Show every line in the entries below where the word "Buscar" appears.

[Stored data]
┌──

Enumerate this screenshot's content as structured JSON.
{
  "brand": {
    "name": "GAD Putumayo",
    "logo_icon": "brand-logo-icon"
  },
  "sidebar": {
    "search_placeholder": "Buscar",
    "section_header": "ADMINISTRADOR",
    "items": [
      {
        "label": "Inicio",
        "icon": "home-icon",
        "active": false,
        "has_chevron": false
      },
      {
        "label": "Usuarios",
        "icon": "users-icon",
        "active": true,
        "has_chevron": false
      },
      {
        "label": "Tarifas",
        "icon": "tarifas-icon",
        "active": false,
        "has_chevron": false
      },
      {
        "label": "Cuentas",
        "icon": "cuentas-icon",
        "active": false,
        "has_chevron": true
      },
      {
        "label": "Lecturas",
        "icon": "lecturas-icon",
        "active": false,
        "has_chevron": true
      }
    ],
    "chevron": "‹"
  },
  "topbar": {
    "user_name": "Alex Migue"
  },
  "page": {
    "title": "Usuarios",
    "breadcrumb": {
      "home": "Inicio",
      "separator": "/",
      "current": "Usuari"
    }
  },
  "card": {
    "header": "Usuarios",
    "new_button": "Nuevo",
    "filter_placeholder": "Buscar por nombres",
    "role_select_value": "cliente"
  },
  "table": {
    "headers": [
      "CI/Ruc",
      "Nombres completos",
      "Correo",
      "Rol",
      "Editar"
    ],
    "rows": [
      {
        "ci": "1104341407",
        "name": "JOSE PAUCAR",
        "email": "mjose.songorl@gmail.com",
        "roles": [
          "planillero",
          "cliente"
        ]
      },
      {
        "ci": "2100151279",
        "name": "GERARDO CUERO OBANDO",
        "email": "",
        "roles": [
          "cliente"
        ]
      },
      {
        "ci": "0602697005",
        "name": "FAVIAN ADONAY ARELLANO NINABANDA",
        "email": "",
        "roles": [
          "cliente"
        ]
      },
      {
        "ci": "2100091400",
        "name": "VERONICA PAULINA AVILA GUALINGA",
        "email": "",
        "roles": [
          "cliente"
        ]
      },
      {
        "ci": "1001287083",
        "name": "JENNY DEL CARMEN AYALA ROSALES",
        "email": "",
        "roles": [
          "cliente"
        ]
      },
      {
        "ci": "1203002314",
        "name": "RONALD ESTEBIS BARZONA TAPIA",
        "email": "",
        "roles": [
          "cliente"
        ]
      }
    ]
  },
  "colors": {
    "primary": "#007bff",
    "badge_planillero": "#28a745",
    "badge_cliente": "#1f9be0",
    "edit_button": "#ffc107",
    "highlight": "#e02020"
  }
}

└──

● SOLUTION FOR THIS EXERCISE:
    "search_placeholder": "Buscar",
    "filter_placeholder": "Buscar por nombres",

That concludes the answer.